** EXERCISE MATERIAL follows **

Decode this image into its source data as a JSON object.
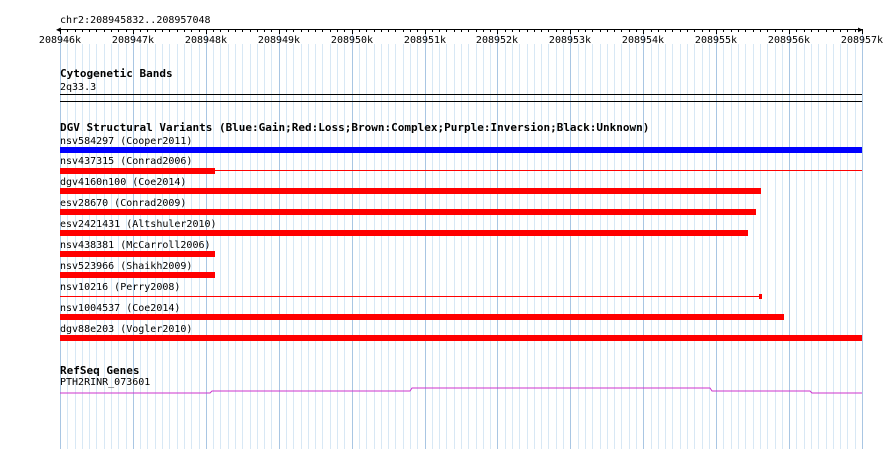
{
  "locus": "chr2:208945832..208957048",
  "ruler": {
    "ticks": [
      "208946k",
      "208947k",
      "208948k",
      "208949k",
      "208950k",
      "208951k",
      "208952k",
      "208953k",
      "208954k",
      "208955k",
      "208956k",
      "208957k"
    ]
  },
  "cyto": {
    "title": "Cytogenetic Bands",
    "band": "2q33.3"
  },
  "dgv": {
    "title": "DGV Structural Variants (Blue:Gain;Red:Loss;Brown:Complex;Purple:Inversion;Black:Unknown)",
    "colors": {
      "gain": "#0000ff",
      "loss": "#ff0000"
    },
    "variants": [
      {
        "label": "nsv584297 (Cooper2011)",
        "type": "gain"
      },
      {
        "label": "nsv437315 (Conrad2006)",
        "type": "loss"
      },
      {
        "label": "dgv4160n100 (Coe2014)",
        "type": "loss"
      },
      {
        "label": "esv28670 (Conrad2009)",
        "type": "loss"
      },
      {
        "label": "esv2421431 (Altshuler2010)",
        "type": "loss"
      },
      {
        "label": "nsv438381 (McCarroll2006)",
        "type": "loss"
      },
      {
        "label": "nsv523966 (Shaikh2009)",
        "type": "loss"
      },
      {
        "label": "nsv10216 (Perry2008)",
        "type": "loss"
      },
      {
        "label": "nsv1004537 (Coe2014)",
        "type": "loss"
      },
      {
        "label": "dgv88e203 (Vogler2010)",
        "type": "loss"
      }
    ]
  },
  "refseq": {
    "title": "RefSeq Genes",
    "gene": "PTH2RINR_073601",
    "color": "#cc33cc"
  }
}
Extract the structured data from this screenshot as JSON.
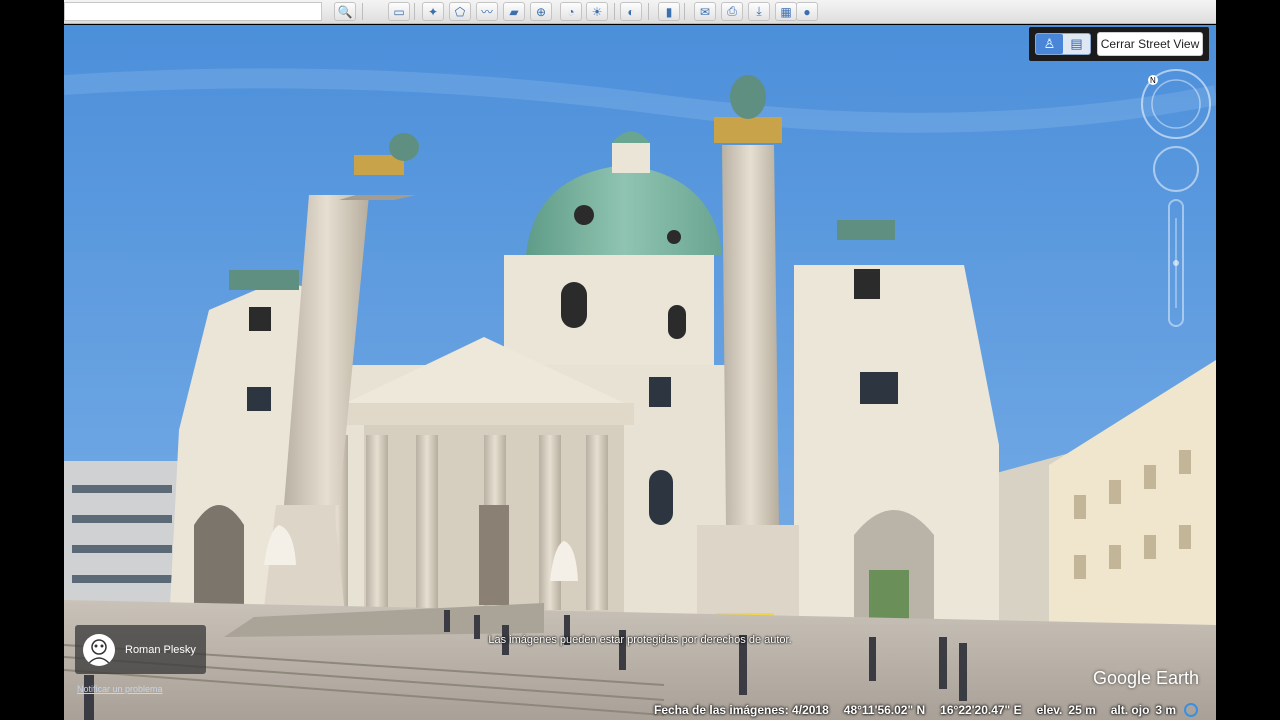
{
  "toolbar": {
    "buttons": [
      {
        "icon": "search-icon",
        "glyph": "🔍"
      },
      {
        "icon": "sidebar-icon",
        "glyph": "▭"
      },
      {
        "icon": "placemark-icon",
        "glyph": "✦"
      },
      {
        "icon": "polygon-icon",
        "glyph": "⬠"
      },
      {
        "icon": "path-icon",
        "glyph": "〰"
      },
      {
        "icon": "overlay-icon",
        "glyph": "▰"
      },
      {
        "icon": "tour-icon",
        "glyph": "⊕"
      },
      {
        "icon": "historical-imagery-icon",
        "glyph": "◔"
      },
      {
        "icon": "sunlight-icon",
        "glyph": "☀"
      },
      {
        "icon": "planets-icon",
        "glyph": "◐"
      },
      {
        "icon": "ruler-icon",
        "glyph": "▮"
      },
      {
        "icon": "email-icon",
        "glyph": "✉"
      },
      {
        "icon": "print-icon",
        "glyph": "⎙"
      },
      {
        "icon": "save-image-icon",
        "glyph": "⤓"
      },
      {
        "icon": "maps-icon",
        "glyph": "▦"
      },
      {
        "icon": "earth-icon",
        "glyph": "●"
      }
    ]
  },
  "street_view": {
    "close_label": "Cerrar Street View"
  },
  "author": {
    "name": "Roman Plesky",
    "report_link": "Notificar un problema"
  },
  "copyright_notice": "Las imágenes pueden estar protegidas por derechos de autor.",
  "logo": "Google Earth",
  "status": {
    "imagery_date": "Fecha de las imágenes: 4/2018",
    "latitude": "48°11'56.02\" N",
    "longitude": "16°22'20.47\" E",
    "elevation_label": "elev.",
    "elevation_value": "25 m",
    "eye_alt_label": "alt. ojo",
    "eye_alt_value": "3 m"
  },
  "colors": {
    "sky": "#5b9be0",
    "dome": "#7fb6a3",
    "stone": "#e9e3d6",
    "pavement": "#bdb6ad"
  }
}
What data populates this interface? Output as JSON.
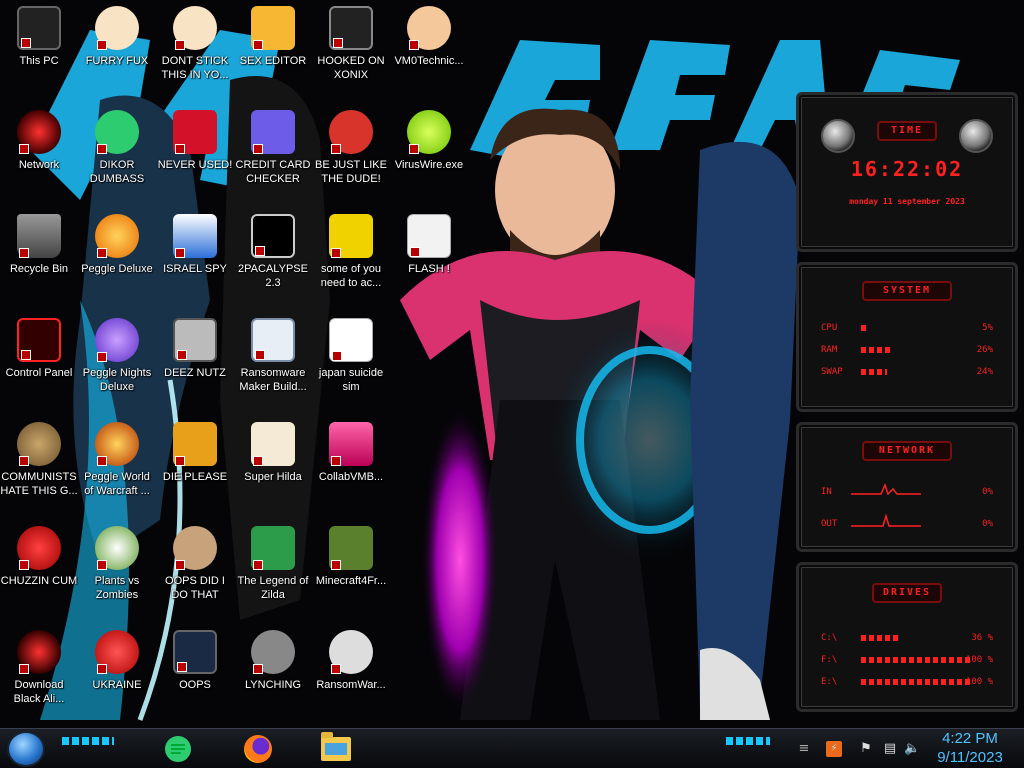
{
  "desktop": {
    "icons": [
      {
        "label": "This PC",
        "icon": "computer-icon"
      },
      {
        "label": "Network",
        "icon": "network-icon"
      },
      {
        "label": "Recycle Bin",
        "icon": "recycle-bin-icon"
      },
      {
        "label": "Control Panel",
        "icon": "control-panel-icon"
      },
      {
        "label": "COMMUNISTS HATE THIS G...",
        "icon": "money-bag-icon"
      },
      {
        "label": "CHUZZIN CUM",
        "icon": "chuzzle-icon"
      },
      {
        "label": "Download Black Ali...",
        "icon": "alien-orb-icon"
      },
      {
        "label": "FURRY FUX",
        "icon": "anime-face-icon"
      },
      {
        "label": "DIKOR DUMBASS",
        "icon": "chat-app-icon"
      },
      {
        "label": "Peggle Deluxe",
        "icon": "peggle-icon"
      },
      {
        "label": "Peggle Nights Deluxe",
        "icon": "peggle-nights-icon"
      },
      {
        "label": "Peggle World of Warcraft ...",
        "icon": "peggle-wow-icon"
      },
      {
        "label": "Plants vs Zombies",
        "icon": "plants-icon"
      },
      {
        "label": "UKRAINE",
        "icon": "radiation-icon"
      },
      {
        "label": "DONT STICK THIS IN YO...",
        "icon": "anime-face-icon"
      },
      {
        "label": "NEVER USED!",
        "icon": "dev-icon"
      },
      {
        "label": "ISRAEL SPY",
        "icon": "spy-icon"
      },
      {
        "label": "DEEZ NUTZ",
        "icon": "windows-stack-icon"
      },
      {
        "label": "DIE PLEASE",
        "icon": "de-icon"
      },
      {
        "label": "OOPS DID I DO THAT",
        "icon": "portrait-icon"
      },
      {
        "label": "OOPS",
        "icon": "monitor-icon"
      },
      {
        "label": "SEX EDITOR",
        "icon": "editor-icon"
      },
      {
        "label": "CREDIT CARD CHECKER",
        "icon": "credit-card-icon"
      },
      {
        "label": "2PACALYPSE 2.3",
        "icon": "terminal-icon"
      },
      {
        "label": "Ransomware Maker Build...",
        "icon": "app-window-icon"
      },
      {
        "label": "Super Hilda",
        "icon": "pixel-icon"
      },
      {
        "label": "The Legend of Zilda",
        "icon": "zelda-icon"
      },
      {
        "label": "LYNCHING",
        "icon": "lynching-icon"
      },
      {
        "label": "HOOKED ON XONIX",
        "icon": "xonix-icon"
      },
      {
        "label": "BE JUST LIKE THE DUDE!",
        "icon": "santa-icon"
      },
      {
        "label": "some of you need to ac...",
        "icon": "bear-icon"
      },
      {
        "label": "japan suicide sim",
        "icon": "file-icon"
      },
      {
        "label": "CollabVMB...",
        "icon": "collab-icon"
      },
      {
        "label": "Minecraft4Fr...",
        "icon": "minecraft-icon"
      },
      {
        "label": "RansomWar...",
        "icon": "skull-icon"
      },
      {
        "label": "VM0Technic...",
        "icon": "technician-icon"
      },
      {
        "label": "VirusWire.exe",
        "icon": "lime-icon"
      },
      {
        "label": "FLASH !",
        "icon": "flash-icon"
      }
    ]
  },
  "widget": {
    "time": {
      "title": "TIME",
      "clock": "16:22:02",
      "date": "monday 11 september 2023"
    },
    "system": {
      "title": "SYSTEM",
      "rows": [
        {
          "label": "CPU",
          "value": "5%",
          "level": 0.05
        },
        {
          "label": "RAM",
          "value": "26%",
          "level": 0.26
        },
        {
          "label": "SWAP",
          "value": "24%",
          "level": 0.24
        }
      ]
    },
    "network": {
      "title": "NETWORK",
      "rows": [
        {
          "label": "IN",
          "value": "0%"
        },
        {
          "label": "OUT",
          "value": "0%"
        }
      ]
    },
    "drives": {
      "title": "DRIVES",
      "rows": [
        {
          "label": "C:\\",
          "value": "36 %",
          "level": 0.36
        },
        {
          "label": "F:\\",
          "value": "100 %",
          "level": 1.0
        },
        {
          "label": "E:\\",
          "value": "100 %",
          "level": 1.0
        }
      ]
    }
  },
  "taskbar": {
    "pinned": [
      {
        "name": "chat-app",
        "icon": "chat-app-icon"
      },
      {
        "name": "firefox",
        "icon": "firefox-icon"
      },
      {
        "name": "file-explorer",
        "icon": "folder-icon"
      }
    ],
    "tray": [
      "show-hidden-icon",
      "flag-icon",
      "network-icon",
      "volume-icon"
    ],
    "clock_time": "4:22 PM",
    "clock_date": "9/11/2023"
  },
  "colors": {
    "accent": "#18c8ff",
    "widget_red": "#ff2020",
    "clock_blue": "#4fc3ff"
  }
}
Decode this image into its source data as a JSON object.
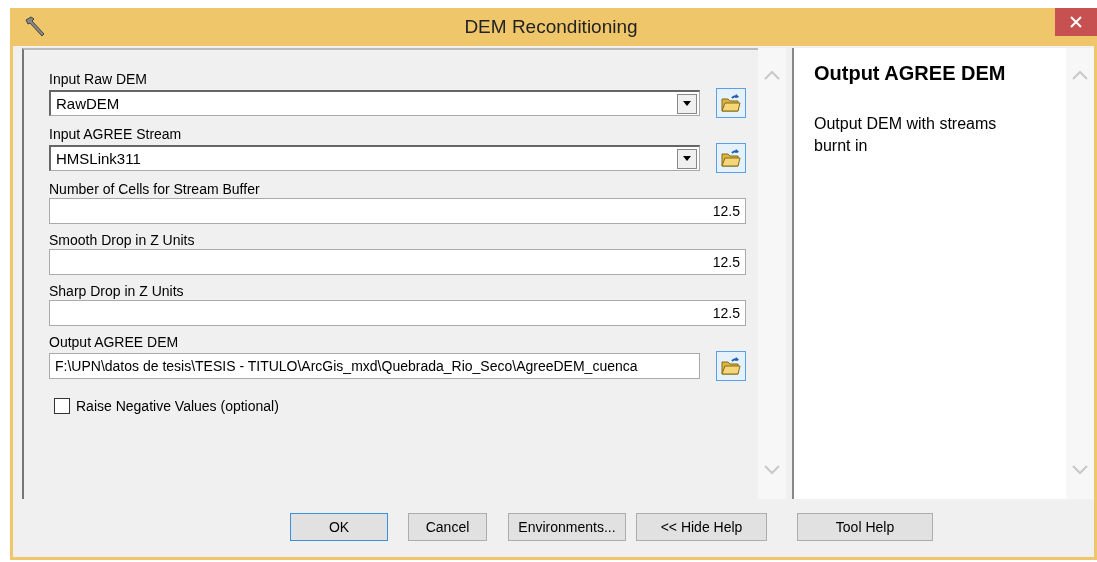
{
  "window": {
    "title": "DEM Reconditioning"
  },
  "parameters": [
    {
      "kind": "dropdown",
      "label": "Input Raw DEM",
      "value": "RawDEM"
    },
    {
      "kind": "dropdown",
      "label": "Input AGREE Stream",
      "value": "HMSLink311"
    },
    {
      "kind": "number",
      "label": "Number of Cells for Stream Buffer",
      "value": "12.5"
    },
    {
      "kind": "number",
      "label": "Smooth Drop in Z Units",
      "value": "12.5"
    },
    {
      "kind": "number",
      "label": "Sharp Drop in Z Units",
      "value": "12.5"
    },
    {
      "kind": "path",
      "label": "Output AGREE DEM",
      "value": "F:\\UPN\\datos de tesis\\TESIS - TITULO\\ArcGis_mxd\\Quebrada_Rio_Seco\\AgreeDEM_cuenca"
    },
    {
      "kind": "checkbox",
      "label": "Raise Negative Values (optional)",
      "checked": false
    }
  ],
  "help": {
    "title": "Output AGREE DEM",
    "text": "Output DEM with streams burnt in"
  },
  "buttons": [
    {
      "label": "OK",
      "default": true
    },
    {
      "label": "Cancel",
      "default": false
    },
    {
      "label": "Environments...",
      "default": false
    },
    {
      "label": "<< Hide Help",
      "default": false
    },
    {
      "label": "Tool Help",
      "default": false
    }
  ]
}
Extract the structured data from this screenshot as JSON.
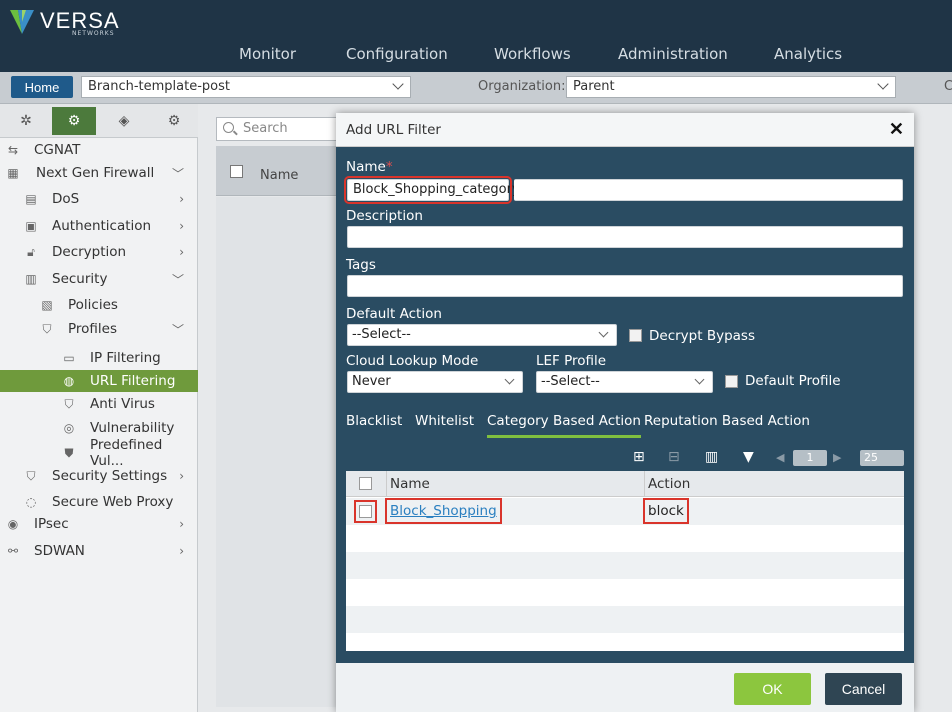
{
  "brand": {
    "name": "VERSA",
    "sub": "NETWORKS"
  },
  "nav": [
    "Monitor",
    "Configuration",
    "Workflows",
    "Administration",
    "Analytics"
  ],
  "subbar": {
    "home": "Home",
    "template": "Branch-template-post",
    "org_label": "Organization:",
    "org_value": "Parent",
    "cut": "C"
  },
  "sidebar": {
    "items": [
      {
        "label": "CGNAT",
        "icon": "cgnat-icon"
      },
      {
        "label": "Next Gen Firewall",
        "icon": "firewall-icon"
      },
      {
        "label": "DoS",
        "icon": "dos-icon"
      },
      {
        "label": "Authentication",
        "icon": "authentication-icon"
      },
      {
        "label": "Decryption",
        "icon": "decryption-icon"
      },
      {
        "label": "Security",
        "icon": "security-icon"
      },
      {
        "label": "Policies",
        "icon": "policies-icon"
      },
      {
        "label": "Profiles",
        "icon": "profiles-icon"
      },
      {
        "label": "IP Filtering",
        "icon": "ip-filtering-icon"
      },
      {
        "label": "URL Filtering",
        "icon": "url-filtering-icon"
      },
      {
        "label": "Anti Virus",
        "icon": "antivirus-icon"
      },
      {
        "label": "Vulnerability",
        "icon": "vulnerability-icon"
      },
      {
        "label": "Predefined Vul...",
        "icon": "predefined-vul-icon"
      },
      {
        "label": "Security Settings",
        "icon": "security-settings-icon"
      },
      {
        "label": "Secure Web Proxy",
        "icon": "secure-web-proxy-icon"
      },
      {
        "label": "IPsec",
        "icon": "ipsec-icon"
      },
      {
        "label": "SDWAN",
        "icon": "sdwan-icon"
      }
    ]
  },
  "content": {
    "search_placeholder": "Search",
    "col_name": "Name"
  },
  "modal": {
    "title": "Add URL Filter",
    "name_label": "Name",
    "name_value": "Block_Shopping_category",
    "description_label": "Description",
    "tags_label": "Tags",
    "default_action_label": "Default Action",
    "default_action_value": "--Select--",
    "decrypt_bypass_label": "Decrypt Bypass",
    "cloud_lookup_label": "Cloud Lookup Mode",
    "cloud_lookup_value": "Never",
    "lef_profile_label": "LEF Profile",
    "lef_profile_value": "--Select--",
    "default_profile_label": "Default Profile",
    "tabs": [
      "Blacklist",
      "Whitelist",
      "Category Based Action",
      "Reputation Based Action"
    ],
    "page_number": "1",
    "page_size": "25",
    "table": {
      "headers": [
        "Name",
        "Action"
      ],
      "rows": [
        {
          "name": "Block_Shopping",
          "action": "block"
        }
      ]
    },
    "ok_label": "OK",
    "cancel_label": "Cancel"
  },
  "colors": {
    "accent_green": "#8cc63e",
    "selected_tree": "#6f9a3c",
    "modal_bg": "#2a4c62",
    "topbar": "#1f3446",
    "highlight": "#d9342b"
  }
}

** End of EXERCISE MATERIAL **

* [WHAT TO PRODUCE]: Only the count, nothing else: how many lines of the records hold the word "level"?

* [REPLY]: 6